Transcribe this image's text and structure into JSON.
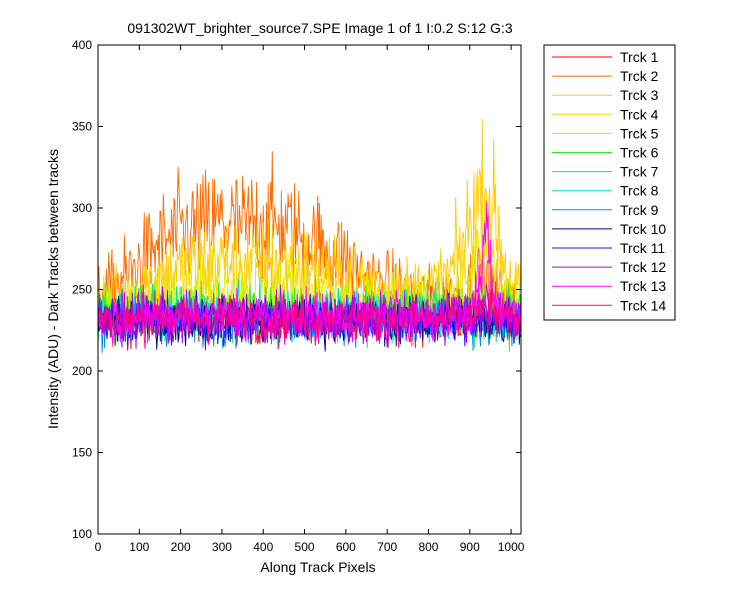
{
  "chart_data": {
    "type": "line",
    "title": "091302WT_brighter_source7.SPE  Image 1 of 1  I:0.2  S:12  G:3",
    "xlabel": "Along Track Pixels",
    "ylabel": "Intensity (ADU) - Dark Tracks between tracks",
    "xlim": [
      0,
      1024
    ],
    "ylim": [
      100,
      400
    ],
    "xticks": [
      0,
      100,
      200,
      300,
      400,
      500,
      600,
      700,
      800,
      900,
      1000
    ],
    "yticks": [
      100,
      150,
      200,
      250,
      300,
      350,
      400
    ],
    "grid": false,
    "legend_position": "outside-top-right",
    "x": [
      0,
      50,
      100,
      150,
      200,
      250,
      300,
      350,
      400,
      450,
      500,
      550,
      600,
      650,
      700,
      750,
      800,
      850,
      880,
      900,
      920,
      940,
      960,
      980,
      1000,
      1024
    ],
    "series": [
      {
        "name": "Trck 1",
        "color": "#ff0000",
        "values": [
          233,
          232,
          233,
          232,
          233,
          232,
          233,
          232,
          233,
          232,
          233,
          232,
          233,
          232,
          233,
          232,
          233,
          232,
          233,
          232,
          233,
          232,
          233,
          232,
          233,
          232
        ]
      },
      {
        "name": "Trck 2",
        "color": "#ff6a00",
        "values": [
          245,
          255,
          265,
          278,
          285,
          288,
          292,
          288,
          292,
          288,
          282,
          275,
          268,
          258,
          252,
          248,
          245,
          245,
          248,
          252,
          258,
          255,
          250,
          245,
          242,
          240
        ]
      },
      {
        "name": "Trck 3",
        "color": "#ffcc00",
        "values": [
          240,
          245,
          250,
          258,
          262,
          265,
          268,
          266,
          268,
          266,
          264,
          260,
          258,
          255,
          252,
          250,
          250,
          258,
          275,
          290,
          305,
          310,
          295,
          270,
          255,
          250
        ]
      },
      {
        "name": "Trck 4",
        "color": "#e6e600",
        "values": [
          238,
          240,
          244,
          248,
          250,
          252,
          254,
          252,
          254,
          252,
          250,
          248,
          246,
          244,
          243,
          242,
          242,
          246,
          252,
          262,
          270,
          272,
          264,
          252,
          246,
          244
        ]
      },
      {
        "name": "Trck 5",
        "color": "#99ff00",
        "values": [
          236,
          236,
          237,
          237,
          238,
          238,
          238,
          238,
          238,
          238,
          237,
          237,
          236,
          236,
          236,
          236,
          235,
          235,
          236,
          237,
          238,
          238,
          237,
          236,
          236,
          236
        ]
      },
      {
        "name": "Trck 6",
        "color": "#22ee22",
        "values": [
          236,
          235,
          236,
          235,
          236,
          235,
          236,
          235,
          236,
          235,
          236,
          235,
          236,
          235,
          236,
          235,
          236,
          235,
          236,
          235,
          236,
          235,
          236,
          235,
          236,
          235
        ]
      },
      {
        "name": "Trck 7",
        "color": "#00e89a",
        "values": [
          234,
          234,
          235,
          234,
          235,
          234,
          235,
          234,
          235,
          234,
          235,
          234,
          235,
          234,
          235,
          234,
          235,
          234,
          235,
          234,
          235,
          234,
          235,
          234,
          235,
          234
        ]
      },
      {
        "name": "Trck 8",
        "color": "#00e5e5",
        "values": [
          232,
          233,
          232,
          233,
          232,
          233,
          232,
          233,
          232,
          233,
          232,
          233,
          232,
          233,
          232,
          233,
          232,
          233,
          232,
          233,
          232,
          233,
          232,
          233,
          232,
          233
        ]
      },
      {
        "name": "Trck 9",
        "color": "#0088ff",
        "values": [
          230,
          231,
          230,
          231,
          230,
          231,
          230,
          231,
          230,
          231,
          230,
          231,
          230,
          231,
          230,
          231,
          230,
          231,
          230,
          231,
          230,
          231,
          230,
          231,
          230,
          231
        ]
      },
      {
        "name": "Trck 10",
        "color": "#00007a",
        "values": [
          230,
          230,
          231,
          230,
          231,
          230,
          231,
          230,
          231,
          230,
          231,
          230,
          231,
          230,
          231,
          230,
          231,
          230,
          231,
          230,
          231,
          230,
          231,
          230,
          231,
          230
        ]
      },
      {
        "name": "Trck 11",
        "color": "#3300ff",
        "values": [
          232,
          232,
          232,
          232,
          232,
          232,
          232,
          232,
          232,
          232,
          232,
          232,
          232,
          232,
          232,
          232,
          232,
          232,
          232,
          232,
          232,
          232,
          232,
          232,
          232,
          232
        ]
      },
      {
        "name": "Trck 12",
        "color": "#aa00ff",
        "values": [
          233,
          233,
          233,
          233,
          233,
          233,
          233,
          233,
          233,
          233,
          233,
          233,
          233,
          233,
          233,
          233,
          233,
          233,
          233,
          233,
          235,
          240,
          236,
          233,
          233,
          233
        ]
      },
      {
        "name": "Trck 13",
        "color": "#ff00ff",
        "values": [
          234,
          234,
          234,
          234,
          234,
          234,
          234,
          234,
          234,
          234,
          234,
          234,
          234,
          234,
          234,
          234,
          234,
          234,
          234,
          236,
          245,
          290,
          250,
          236,
          234,
          234
        ]
      },
      {
        "name": "Trck 14",
        "color": "#ff0088",
        "values": [
          232,
          232,
          232,
          232,
          232,
          232,
          232,
          232,
          232,
          232,
          232,
          232,
          232,
          232,
          232,
          232,
          232,
          232,
          232,
          232,
          234,
          238,
          234,
          232,
          232,
          232
        ]
      }
    ]
  }
}
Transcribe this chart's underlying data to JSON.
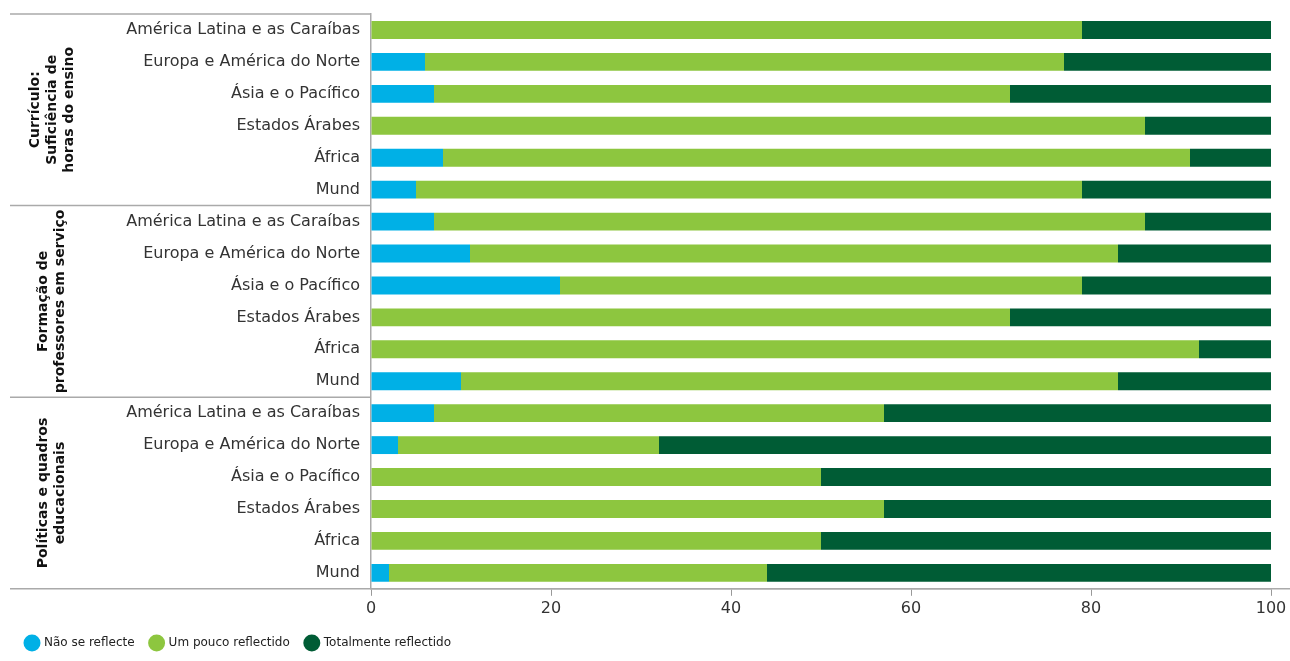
{
  "chart_data": {
    "type": "bar",
    "orientation": "horizontal",
    "stacked": true,
    "categories": [
      "América Latina e as Caraíbas",
      "Europa e América do Norte",
      "Ásia e o Pacífico",
      "Estados Árabes",
      "África",
      "Mund",
      "América Latina e as Caraíbas",
      "Europa e América do Norte",
      "Ásia e o Pacífico",
      "Estados Árabes",
      "África",
      "Mund",
      "América Latina e as Caraíbas",
      "Europa e América do Norte",
      "Ásia e o Pacífico",
      "Estados Árabes",
      "África",
      "Mund"
    ],
    "series": [
      {
        "name": "Não se reflecte",
        "color": "#00b0e6",
        "values": [
          0,
          6,
          7,
          0,
          8,
          5,
          7,
          11,
          21,
          0,
          0,
          10,
          7,
          3,
          0,
          0,
          0,
          2
        ]
      },
      {
        "name": "Um pouco reflectido",
        "color": "#8dc63f",
        "values": [
          79,
          71,
          64,
          86,
          83,
          74,
          79,
          72,
          58,
          71,
          92,
          73,
          50,
          29,
          50,
          57,
          50,
          42
        ]
      },
      {
        "name": "Totalmente reflectido",
        "color": "#005c35",
        "values": [
          21,
          23,
          29,
          14,
          9,
          21,
          14,
          17,
          21,
          29,
          8,
          17,
          43,
          68,
          50,
          43,
          50,
          56
        ]
      }
    ],
    "xlim": [
      0,
      100
    ],
    "xticks": [
      0,
      20,
      40,
      60,
      80,
      100
    ],
    "annotations": [
      "Currículo:\nSuficiência de\nhoras do ensino",
      "Formação de\nprofessores em serviço",
      "Políticas e quadros\neducacionais"
    ],
    "legend": "bottom left"
  }
}
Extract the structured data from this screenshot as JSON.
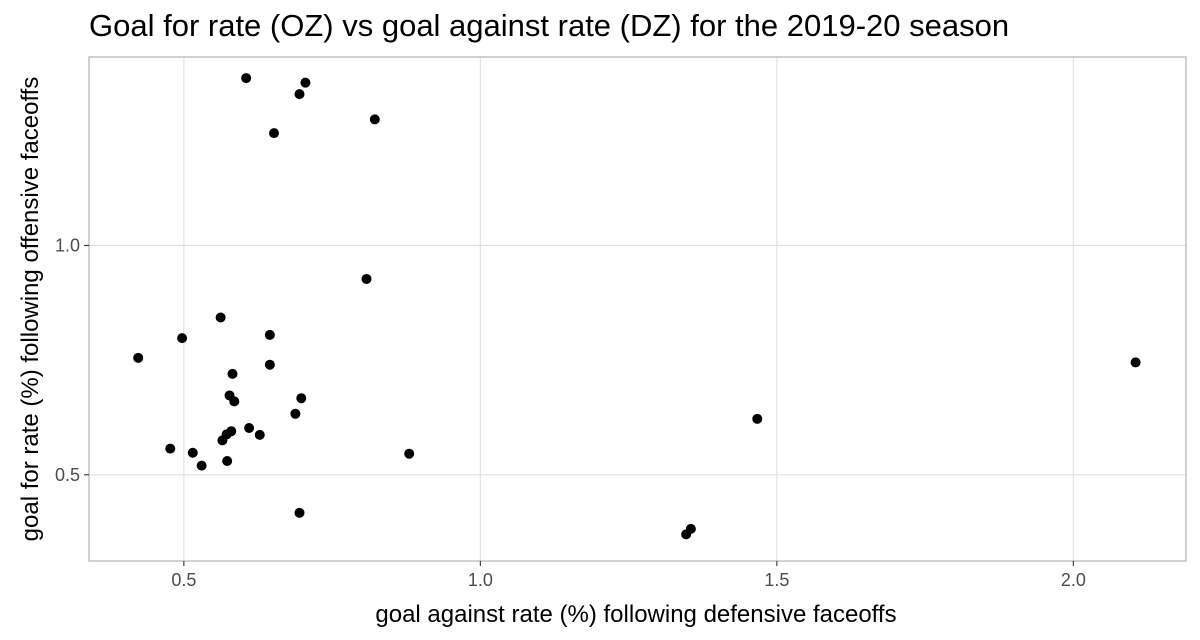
{
  "chart_data": {
    "type": "scatter",
    "title": "Goal for rate (OZ) vs goal against rate (DZ) for the 2019-20 season",
    "xlabel": "goal against rate (%) following defensive faceoffs",
    "ylabel": "goal for rate (%) following offensive faceoffs",
    "xlim": [
      0.34,
      2.19
    ],
    "ylim": [
      0.312,
      1.411
    ],
    "x_ticks": [
      0.5,
      1.0,
      1.5,
      2.0
    ],
    "x_tick_labels": [
      "0.5",
      "1.0",
      "1.5",
      "2.0"
    ],
    "y_ticks": [
      0.5,
      1.0
    ],
    "y_tick_labels": [
      "0.5",
      "1.0"
    ],
    "grid": true,
    "legend": "none",
    "point_color": "#000000",
    "grid_color": "#e0e0e0",
    "panel_border_color": "#b3b3b3",
    "points": [
      {
        "x": 0.605,
        "y": 1.365
      },
      {
        "x": 0.705,
        "y": 1.355
      },
      {
        "x": 0.695,
        "y": 1.33
      },
      {
        "x": 0.822,
        "y": 1.275
      },
      {
        "x": 0.652,
        "y": 1.245
      },
      {
        "x": 0.808,
        "y": 0.927
      },
      {
        "x": 0.562,
        "y": 0.843
      },
      {
        "x": 0.645,
        "y": 0.805
      },
      {
        "x": 0.497,
        "y": 0.798
      },
      {
        "x": 0.423,
        "y": 0.755
      },
      {
        "x": 0.645,
        "y": 0.74
      },
      {
        "x": 2.105,
        "y": 0.745
      },
      {
        "x": 0.582,
        "y": 0.72
      },
      {
        "x": 0.577,
        "y": 0.673
      },
      {
        "x": 0.698,
        "y": 0.667
      },
      {
        "x": 0.585,
        "y": 0.66
      },
      {
        "x": 0.688,
        "y": 0.633
      },
      {
        "x": 1.467,
        "y": 0.622
      },
      {
        "x": 0.61,
        "y": 0.602
      },
      {
        "x": 0.58,
        "y": 0.595
      },
      {
        "x": 0.628,
        "y": 0.587
      },
      {
        "x": 0.572,
        "y": 0.588
      },
      {
        "x": 0.565,
        "y": 0.575
      },
      {
        "x": 0.477,
        "y": 0.557
      },
      {
        "x": 0.515,
        "y": 0.548
      },
      {
        "x": 0.88,
        "y": 0.546
      },
      {
        "x": 0.573,
        "y": 0.53
      },
      {
        "x": 0.53,
        "y": 0.52
      },
      {
        "x": 0.695,
        "y": 0.417
      },
      {
        "x": 1.355,
        "y": 0.382
      },
      {
        "x": 1.347,
        "y": 0.37
      }
    ]
  }
}
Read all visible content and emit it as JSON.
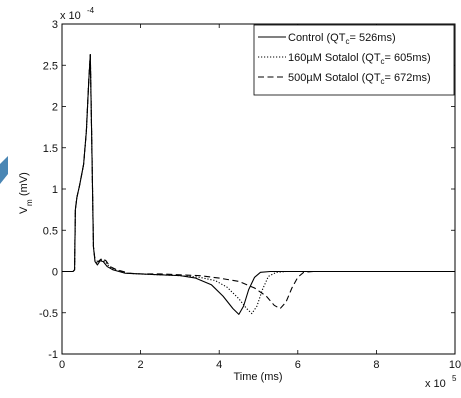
{
  "chart_data": {
    "type": "line",
    "xlabel": "Time (ms)",
    "ylabel": "V",
    "ylabel_subscript": "m",
    "ylabel_unit": "(mV)",
    "x_exponent": {
      "base": "x 10",
      "power": "5"
    },
    "y_exponent": {
      "base": "x 10",
      "power": "-4"
    },
    "xlim": [
      0,
      10
    ],
    "ylim": [
      -1,
      3
    ],
    "xticks": [
      0,
      2,
      4,
      6,
      8,
      10
    ],
    "yticks": [
      -1,
      -0.5,
      0,
      0.5,
      1,
      1.5,
      2,
      2.5,
      3
    ],
    "xtick_labels": [
      "0",
      "2",
      "4",
      "6",
      "8",
      "10"
    ],
    "ytick_labels": [
      "-1",
      "-0.5",
      "0",
      "0.5",
      "1",
      "1.5",
      "2",
      "2.5",
      "3"
    ],
    "grid": false,
    "legend_position": "top-right",
    "series": [
      {
        "name": "Control (QTc= 526ms)",
        "legend_main": "Control (QT",
        "legend_sub": "c",
        "legend_tail": "= 526ms)",
        "style": "solid",
        "points": [
          [
            0,
            0
          ],
          [
            0.28,
            0
          ],
          [
            0.32,
            0.02
          ],
          [
            0.34,
            0.75
          ],
          [
            0.38,
            0.9
          ],
          [
            0.45,
            1.05
          ],
          [
            0.55,
            1.3
          ],
          [
            0.62,
            1.7
          ],
          [
            0.68,
            2.3
          ],
          [
            0.72,
            2.63
          ],
          [
            0.76,
            1.5
          ],
          [
            0.8,
            0.3
          ],
          [
            0.84,
            0.12
          ],
          [
            0.9,
            0.08
          ],
          [
            0.97,
            0.13
          ],
          [
            1.05,
            0.12
          ],
          [
            1.15,
            0.06
          ],
          [
            1.3,
            0.02
          ],
          [
            1.6,
            -0.02
          ],
          [
            2.0,
            -0.03
          ],
          [
            2.5,
            -0.04
          ],
          [
            3.0,
            -0.05
          ],
          [
            3.4,
            -0.08
          ],
          [
            3.8,
            -0.16
          ],
          [
            4.1,
            -0.3
          ],
          [
            4.35,
            -0.45
          ],
          [
            4.5,
            -0.52
          ],
          [
            4.62,
            -0.42
          ],
          [
            4.75,
            -0.22
          ],
          [
            4.9,
            -0.07
          ],
          [
            5.05,
            -0.01
          ],
          [
            5.3,
            0
          ],
          [
            10,
            0
          ]
        ]
      },
      {
        "name": "160µM Sotalol (QTc= 605ms)",
        "legend_main": "160µM Sotalol (QT",
        "legend_sub": "c",
        "legend_tail": "= 605ms)",
        "style": "dotted",
        "points": [
          [
            0,
            0
          ],
          [
            0.28,
            0
          ],
          [
            0.32,
            0.02
          ],
          [
            0.34,
            0.75
          ],
          [
            0.38,
            0.9
          ],
          [
            0.45,
            1.05
          ],
          [
            0.55,
            1.3
          ],
          [
            0.62,
            1.7
          ],
          [
            0.68,
            2.3
          ],
          [
            0.72,
            2.63
          ],
          [
            0.76,
            1.5
          ],
          [
            0.8,
            0.3
          ],
          [
            0.84,
            0.13
          ],
          [
            0.9,
            0.1
          ],
          [
            1.0,
            0.14
          ],
          [
            1.1,
            0.12
          ],
          [
            1.2,
            0.06
          ],
          [
            1.35,
            0.02
          ],
          [
            1.6,
            -0.02
          ],
          [
            2.0,
            -0.03
          ],
          [
            2.5,
            -0.04
          ],
          [
            3.0,
            -0.05
          ],
          [
            3.5,
            -0.07
          ],
          [
            3.9,
            -0.11
          ],
          [
            4.2,
            -0.19
          ],
          [
            4.5,
            -0.33
          ],
          [
            4.7,
            -0.45
          ],
          [
            4.83,
            -0.51
          ],
          [
            4.96,
            -0.42
          ],
          [
            5.1,
            -0.22
          ],
          [
            5.25,
            -0.06
          ],
          [
            5.45,
            -0.01
          ],
          [
            5.7,
            0
          ],
          [
            10,
            0
          ]
        ]
      },
      {
        "name": "500µM Sotalol (QTc= 672ms)",
        "legend_main": "500µM Sotalol (QT",
        "legend_sub": "c",
        "legend_tail": "= 672ms)",
        "style": "dashed",
        "points": [
          [
            0,
            0
          ],
          [
            0.28,
            0
          ],
          [
            0.32,
            0.02
          ],
          [
            0.34,
            0.75
          ],
          [
            0.38,
            0.9
          ],
          [
            0.45,
            1.05
          ],
          [
            0.55,
            1.3
          ],
          [
            0.62,
            1.7
          ],
          [
            0.68,
            2.3
          ],
          [
            0.72,
            2.63
          ],
          [
            0.76,
            1.5
          ],
          [
            0.8,
            0.3
          ],
          [
            0.84,
            0.14
          ],
          [
            0.92,
            0.12
          ],
          [
            1.02,
            0.16
          ],
          [
            1.12,
            0.13
          ],
          [
            1.22,
            0.06
          ],
          [
            1.4,
            0.02
          ],
          [
            1.7,
            -0.02
          ],
          [
            2.0,
            -0.03
          ],
          [
            2.5,
            -0.03
          ],
          [
            3.0,
            -0.04
          ],
          [
            3.5,
            -0.05
          ],
          [
            4.0,
            -0.08
          ],
          [
            4.5,
            -0.12
          ],
          [
            4.9,
            -0.2
          ],
          [
            5.2,
            -0.3
          ],
          [
            5.4,
            -0.41
          ],
          [
            5.55,
            -0.45
          ],
          [
            5.7,
            -0.37
          ],
          [
            5.85,
            -0.2
          ],
          [
            6.0,
            -0.07
          ],
          [
            6.15,
            -0.01
          ],
          [
            6.4,
            0
          ],
          [
            10,
            0
          ]
        ]
      }
    ]
  }
}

────────────────────────────────────────

How many of the lines above hold "title"? Answer with only the number.

2